## GIVEN EXERCISE
Find each line holding "Mercedes" and copy it out.

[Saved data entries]
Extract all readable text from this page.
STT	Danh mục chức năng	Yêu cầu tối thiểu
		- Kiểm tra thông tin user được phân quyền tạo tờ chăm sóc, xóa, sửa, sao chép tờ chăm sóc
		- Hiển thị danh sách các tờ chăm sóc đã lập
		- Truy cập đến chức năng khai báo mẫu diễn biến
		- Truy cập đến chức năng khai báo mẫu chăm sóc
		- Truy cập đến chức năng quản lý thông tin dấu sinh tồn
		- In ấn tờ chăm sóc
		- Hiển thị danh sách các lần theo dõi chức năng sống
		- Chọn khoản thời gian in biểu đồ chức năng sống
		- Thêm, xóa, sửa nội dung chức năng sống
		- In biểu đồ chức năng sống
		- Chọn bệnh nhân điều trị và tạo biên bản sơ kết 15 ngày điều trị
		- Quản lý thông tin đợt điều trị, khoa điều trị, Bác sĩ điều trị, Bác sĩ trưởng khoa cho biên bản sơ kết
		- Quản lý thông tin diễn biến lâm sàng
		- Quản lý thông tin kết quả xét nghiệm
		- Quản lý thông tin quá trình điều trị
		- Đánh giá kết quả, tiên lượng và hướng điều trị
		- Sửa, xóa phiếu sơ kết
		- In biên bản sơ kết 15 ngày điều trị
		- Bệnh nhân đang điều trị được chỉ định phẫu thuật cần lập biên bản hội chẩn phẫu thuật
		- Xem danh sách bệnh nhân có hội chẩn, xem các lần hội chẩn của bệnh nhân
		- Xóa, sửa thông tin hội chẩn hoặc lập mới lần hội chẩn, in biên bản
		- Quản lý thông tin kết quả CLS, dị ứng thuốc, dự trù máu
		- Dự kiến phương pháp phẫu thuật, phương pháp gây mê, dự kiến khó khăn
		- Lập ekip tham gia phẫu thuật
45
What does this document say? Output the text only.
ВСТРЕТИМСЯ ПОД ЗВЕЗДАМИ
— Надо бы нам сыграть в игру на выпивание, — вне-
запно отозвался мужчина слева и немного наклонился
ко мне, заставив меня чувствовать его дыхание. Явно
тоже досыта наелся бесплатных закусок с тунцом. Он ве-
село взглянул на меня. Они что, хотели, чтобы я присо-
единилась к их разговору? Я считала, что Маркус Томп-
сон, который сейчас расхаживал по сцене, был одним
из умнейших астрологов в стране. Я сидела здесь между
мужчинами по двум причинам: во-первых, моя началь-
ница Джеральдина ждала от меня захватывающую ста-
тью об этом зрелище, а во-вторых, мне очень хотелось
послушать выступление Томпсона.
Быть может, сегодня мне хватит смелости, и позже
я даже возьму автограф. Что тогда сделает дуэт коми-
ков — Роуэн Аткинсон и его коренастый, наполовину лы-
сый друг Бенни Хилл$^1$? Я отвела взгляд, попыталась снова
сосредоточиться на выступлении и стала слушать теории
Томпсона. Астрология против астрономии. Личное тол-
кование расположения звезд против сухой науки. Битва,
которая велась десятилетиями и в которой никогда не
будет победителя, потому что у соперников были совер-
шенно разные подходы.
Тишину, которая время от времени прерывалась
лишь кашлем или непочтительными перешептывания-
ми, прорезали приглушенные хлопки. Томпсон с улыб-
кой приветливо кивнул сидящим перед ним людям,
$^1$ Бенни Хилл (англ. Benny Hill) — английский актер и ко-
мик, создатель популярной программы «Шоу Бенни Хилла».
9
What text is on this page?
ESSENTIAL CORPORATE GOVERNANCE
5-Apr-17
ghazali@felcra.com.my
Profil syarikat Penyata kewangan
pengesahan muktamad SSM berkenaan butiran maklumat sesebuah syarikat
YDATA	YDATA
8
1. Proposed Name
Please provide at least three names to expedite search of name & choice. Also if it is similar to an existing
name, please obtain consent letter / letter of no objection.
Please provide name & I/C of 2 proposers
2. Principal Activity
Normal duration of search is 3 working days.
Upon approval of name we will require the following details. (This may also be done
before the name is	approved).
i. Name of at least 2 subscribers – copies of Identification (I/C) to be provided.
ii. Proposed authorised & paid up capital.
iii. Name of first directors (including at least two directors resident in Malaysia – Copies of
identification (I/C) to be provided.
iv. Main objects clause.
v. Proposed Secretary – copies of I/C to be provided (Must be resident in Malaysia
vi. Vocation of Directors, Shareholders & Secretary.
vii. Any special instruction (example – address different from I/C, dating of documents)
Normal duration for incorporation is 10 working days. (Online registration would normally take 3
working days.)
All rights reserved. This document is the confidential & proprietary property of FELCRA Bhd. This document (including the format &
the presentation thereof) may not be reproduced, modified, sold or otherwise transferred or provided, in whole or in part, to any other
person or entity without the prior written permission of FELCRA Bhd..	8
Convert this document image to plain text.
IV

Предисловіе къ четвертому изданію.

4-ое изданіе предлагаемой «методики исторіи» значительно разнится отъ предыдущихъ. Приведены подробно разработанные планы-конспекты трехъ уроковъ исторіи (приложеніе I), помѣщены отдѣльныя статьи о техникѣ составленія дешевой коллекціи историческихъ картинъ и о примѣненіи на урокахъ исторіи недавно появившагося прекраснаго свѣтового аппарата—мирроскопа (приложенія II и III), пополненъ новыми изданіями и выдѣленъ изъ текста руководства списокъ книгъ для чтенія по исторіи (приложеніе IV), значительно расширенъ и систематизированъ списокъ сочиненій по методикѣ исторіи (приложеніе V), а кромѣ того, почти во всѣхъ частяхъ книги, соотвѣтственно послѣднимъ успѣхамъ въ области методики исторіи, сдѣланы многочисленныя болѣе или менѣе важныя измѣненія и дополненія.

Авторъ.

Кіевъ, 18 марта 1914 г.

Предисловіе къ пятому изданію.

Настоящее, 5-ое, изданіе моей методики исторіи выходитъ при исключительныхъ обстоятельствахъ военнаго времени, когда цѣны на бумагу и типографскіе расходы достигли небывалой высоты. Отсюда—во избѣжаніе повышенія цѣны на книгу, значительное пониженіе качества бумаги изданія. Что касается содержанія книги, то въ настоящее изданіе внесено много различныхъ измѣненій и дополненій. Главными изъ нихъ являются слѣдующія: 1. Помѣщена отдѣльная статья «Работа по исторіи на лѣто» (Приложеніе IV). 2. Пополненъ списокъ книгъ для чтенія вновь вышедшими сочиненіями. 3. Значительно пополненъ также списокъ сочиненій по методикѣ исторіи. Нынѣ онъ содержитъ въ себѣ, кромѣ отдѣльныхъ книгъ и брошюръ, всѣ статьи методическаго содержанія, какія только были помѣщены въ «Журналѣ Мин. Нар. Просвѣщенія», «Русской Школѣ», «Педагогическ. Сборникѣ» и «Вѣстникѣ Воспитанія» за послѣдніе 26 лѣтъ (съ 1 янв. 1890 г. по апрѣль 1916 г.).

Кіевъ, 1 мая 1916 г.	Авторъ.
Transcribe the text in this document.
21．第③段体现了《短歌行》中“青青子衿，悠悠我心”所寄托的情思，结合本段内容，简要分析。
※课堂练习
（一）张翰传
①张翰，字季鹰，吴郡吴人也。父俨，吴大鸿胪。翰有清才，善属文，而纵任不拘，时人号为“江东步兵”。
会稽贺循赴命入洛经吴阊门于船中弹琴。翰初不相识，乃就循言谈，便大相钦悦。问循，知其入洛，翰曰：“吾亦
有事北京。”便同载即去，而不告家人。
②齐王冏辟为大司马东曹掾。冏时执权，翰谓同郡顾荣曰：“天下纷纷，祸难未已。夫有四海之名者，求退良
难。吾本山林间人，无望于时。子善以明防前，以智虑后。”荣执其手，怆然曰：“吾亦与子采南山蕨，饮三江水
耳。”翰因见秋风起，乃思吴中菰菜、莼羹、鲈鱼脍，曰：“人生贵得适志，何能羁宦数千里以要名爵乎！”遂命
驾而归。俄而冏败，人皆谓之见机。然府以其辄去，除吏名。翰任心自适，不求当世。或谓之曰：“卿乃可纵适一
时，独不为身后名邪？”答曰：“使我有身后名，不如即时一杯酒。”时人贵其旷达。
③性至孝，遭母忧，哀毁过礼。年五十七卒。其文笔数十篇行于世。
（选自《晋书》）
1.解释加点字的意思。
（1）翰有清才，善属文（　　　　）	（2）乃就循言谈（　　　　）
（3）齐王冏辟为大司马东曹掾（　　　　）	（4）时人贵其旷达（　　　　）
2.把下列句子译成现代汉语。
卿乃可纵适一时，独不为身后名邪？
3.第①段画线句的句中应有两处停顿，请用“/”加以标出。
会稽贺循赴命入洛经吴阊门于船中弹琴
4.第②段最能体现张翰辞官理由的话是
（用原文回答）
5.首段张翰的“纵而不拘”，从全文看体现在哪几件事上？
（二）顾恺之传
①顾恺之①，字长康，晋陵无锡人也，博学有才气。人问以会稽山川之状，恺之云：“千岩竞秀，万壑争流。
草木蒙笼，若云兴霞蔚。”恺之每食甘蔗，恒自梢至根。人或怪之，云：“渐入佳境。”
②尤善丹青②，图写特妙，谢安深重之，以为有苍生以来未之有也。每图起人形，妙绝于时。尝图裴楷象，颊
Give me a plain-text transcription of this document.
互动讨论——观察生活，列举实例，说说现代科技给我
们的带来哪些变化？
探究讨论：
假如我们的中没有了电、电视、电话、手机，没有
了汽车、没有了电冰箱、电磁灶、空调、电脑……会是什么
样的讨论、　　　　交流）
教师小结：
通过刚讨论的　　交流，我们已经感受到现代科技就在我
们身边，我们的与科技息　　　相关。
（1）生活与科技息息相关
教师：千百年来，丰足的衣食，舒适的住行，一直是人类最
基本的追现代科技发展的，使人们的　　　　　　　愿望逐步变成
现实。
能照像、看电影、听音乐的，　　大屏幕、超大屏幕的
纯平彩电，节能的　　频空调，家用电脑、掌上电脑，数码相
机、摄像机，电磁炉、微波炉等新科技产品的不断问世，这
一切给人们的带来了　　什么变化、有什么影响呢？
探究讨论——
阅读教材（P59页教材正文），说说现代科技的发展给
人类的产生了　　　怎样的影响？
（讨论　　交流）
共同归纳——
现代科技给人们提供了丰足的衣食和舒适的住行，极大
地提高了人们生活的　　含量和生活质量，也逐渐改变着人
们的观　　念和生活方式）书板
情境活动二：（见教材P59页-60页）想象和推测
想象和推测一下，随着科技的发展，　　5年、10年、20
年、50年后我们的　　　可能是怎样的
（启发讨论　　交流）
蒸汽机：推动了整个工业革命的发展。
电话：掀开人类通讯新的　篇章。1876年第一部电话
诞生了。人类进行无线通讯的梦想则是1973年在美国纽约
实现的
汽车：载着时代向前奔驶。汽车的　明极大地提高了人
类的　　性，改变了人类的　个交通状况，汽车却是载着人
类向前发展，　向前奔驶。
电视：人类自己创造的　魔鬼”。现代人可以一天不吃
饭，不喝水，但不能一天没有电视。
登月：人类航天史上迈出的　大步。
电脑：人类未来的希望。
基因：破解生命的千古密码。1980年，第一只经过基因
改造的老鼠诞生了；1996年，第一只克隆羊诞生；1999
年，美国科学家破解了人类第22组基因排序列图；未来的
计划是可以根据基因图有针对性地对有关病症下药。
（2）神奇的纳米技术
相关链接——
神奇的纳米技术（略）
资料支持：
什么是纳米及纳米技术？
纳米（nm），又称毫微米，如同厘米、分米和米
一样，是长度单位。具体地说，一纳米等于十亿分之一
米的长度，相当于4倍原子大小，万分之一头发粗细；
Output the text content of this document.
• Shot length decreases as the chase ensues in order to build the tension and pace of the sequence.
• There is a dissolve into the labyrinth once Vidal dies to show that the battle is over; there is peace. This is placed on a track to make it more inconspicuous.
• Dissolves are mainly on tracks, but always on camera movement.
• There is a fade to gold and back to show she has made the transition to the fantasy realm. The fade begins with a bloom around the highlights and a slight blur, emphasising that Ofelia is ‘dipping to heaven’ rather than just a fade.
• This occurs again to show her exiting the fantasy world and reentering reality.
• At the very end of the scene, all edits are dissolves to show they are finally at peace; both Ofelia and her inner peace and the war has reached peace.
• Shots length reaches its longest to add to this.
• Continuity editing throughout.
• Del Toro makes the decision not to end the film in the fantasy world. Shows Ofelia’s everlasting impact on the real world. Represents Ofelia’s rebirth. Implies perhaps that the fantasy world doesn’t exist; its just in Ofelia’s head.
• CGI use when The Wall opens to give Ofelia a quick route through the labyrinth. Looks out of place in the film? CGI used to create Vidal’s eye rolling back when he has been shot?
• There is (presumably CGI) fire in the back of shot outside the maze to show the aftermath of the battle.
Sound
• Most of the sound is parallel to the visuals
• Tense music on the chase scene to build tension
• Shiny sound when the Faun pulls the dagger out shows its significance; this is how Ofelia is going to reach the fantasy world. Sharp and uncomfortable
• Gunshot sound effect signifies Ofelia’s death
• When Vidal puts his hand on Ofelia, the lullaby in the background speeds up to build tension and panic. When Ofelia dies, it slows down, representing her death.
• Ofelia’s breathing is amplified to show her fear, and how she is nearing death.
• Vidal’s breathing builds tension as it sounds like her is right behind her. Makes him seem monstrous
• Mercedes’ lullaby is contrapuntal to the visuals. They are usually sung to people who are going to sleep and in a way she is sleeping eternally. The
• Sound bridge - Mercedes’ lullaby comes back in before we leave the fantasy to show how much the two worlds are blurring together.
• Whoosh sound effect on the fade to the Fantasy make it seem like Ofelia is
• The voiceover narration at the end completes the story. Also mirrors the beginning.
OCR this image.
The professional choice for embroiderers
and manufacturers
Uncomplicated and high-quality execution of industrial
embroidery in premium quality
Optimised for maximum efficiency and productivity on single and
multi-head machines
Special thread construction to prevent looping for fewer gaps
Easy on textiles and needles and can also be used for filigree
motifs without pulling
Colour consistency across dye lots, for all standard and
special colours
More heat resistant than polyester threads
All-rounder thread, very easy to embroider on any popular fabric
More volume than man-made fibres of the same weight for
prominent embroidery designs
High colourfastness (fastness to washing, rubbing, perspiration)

## OUTPUT BELOW
• Mercedes’ lullaby is contrapuntal to the visuals. They are usually sung to people who are going to sleep and in a way she is sleeping eternally. The
• Sound bridge - Mercedes’ lullaby comes back in before we leave the fantasy to show how much the two worlds are blurring together.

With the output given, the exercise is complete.